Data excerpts
§
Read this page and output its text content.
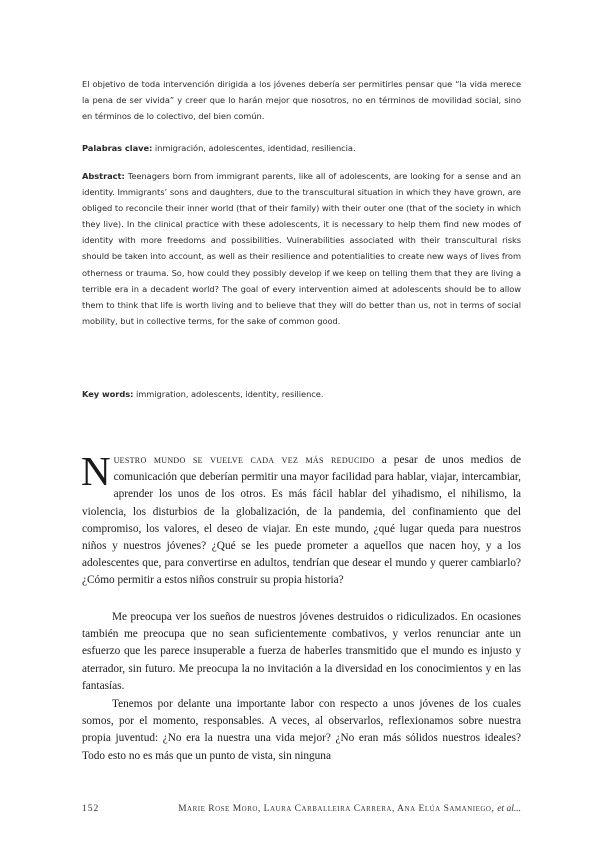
El objetivo de toda intervención dirigida a los jóvenes debería ser permitirles pensar que “la vida merece la pena de ser vivida” y creer que lo harán mejor que nosotros, no en términos de movilidad social, sino en términos de lo colectivo, del bien común.

Palabras clave: inmigración, adolescentes, identidad, resiliencia.

Abstract: Teenagers born from immigrant parents, like all of adolescents, are looking for a sense and an identity. Immigrants’ sons and daughters, due to the transcultural situation in which they have grown, are obliged to reconcile their inner world (that of their family) with their outer one (that of the society in which they live). In the clinical practice with these adolescents, it is necessary to help them find new modes of identity with more freedoms and possibilities. Vulnerabilities associated with their transcultural risks should be taken into account, as well as their resilience and potentialities to create new ways of lives from otherness or trauma. So, how could they possibly develop if we keep on telling them that they are living a terrible era in a decadent world? The goal of every intervention aimed at adolescents should be to allow them to think that life is worth living and to believe that they will do better than us, not in terms of social mobility, but in collective terms, for the sake of common good.

Key words: immigration, adolescents, identity, resilience.

Nuestro mundo se vuelve cada vez más reducido a pesar de unos medios de comunicación que deberían permitir una mayor facilidad para hablar, viajar, intercambiar, aprender los unos de los otros. Es más fácil hablar del yihadismo, el nihilismo, la violencia, los disturbios de la globalización, de la pandemia, del confinamiento que del compromiso, los valores, el deseo de viajar. En este mundo, ¿qué lugar queda para nuestros niños y nuestros jóvenes? ¿Qué se les puede prometer a aquellos que nacen hoy, y a los adolescentes que, para convertirse en adultos, tendrían que desear el mundo y querer cambiarlo? ¿Cómo permitir a estos niños construir su propia historia?

Me preocupa ver los sueños de nuestros jóvenes destruidos o ridiculizados. En ocasiones también me preocupa que no sean suficientemente combativos, y verlos renunciar ante un esfuerzo que les parece insuperable a fuerza de haberles transmitido que el mundo es injusto y aterrador, sin futuro. Me preocupa la no invitación a la diversidad en los conocimientos y en las fantasías.

Tenemos por delante una importante labor con respecto a unos jóvenes de los cuales somos, por el momento, responsables. A veces, al observarlos, reflexionamos sobre nuestra propia juventud: ¿No era la nuestra una vida mejor? ¿No eran más sólidos nuestros ideales? Todo esto no es más que un punto de vista, sin ninguna

152	Marie Rose Moro, Laura Carballeira Carrera, Ana Elúa Samaniego, et al...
§
Among the entries above, identify all lines with "vida" and copy them.

El objetivo de toda intervención dirigida a los jóvenes debería ser permitirles pensar que “la vida merece la pena de ser vivida” y creer que lo harán mejor que nosotros, no en términos de movilidad social, sino en términos de lo colectivo, del bien común.
Tenemos por delante una importante labor con respecto a unos jóvenes de los cuales somos, por el momento, responsables. A veces, al observarlos, reflexionamos sobre nuestra propia juventud: ¿No era la nuestra una vida mejor? ¿No eran más sólidos nuestros ideales? Todo esto no es más que un punto de vista, sin ninguna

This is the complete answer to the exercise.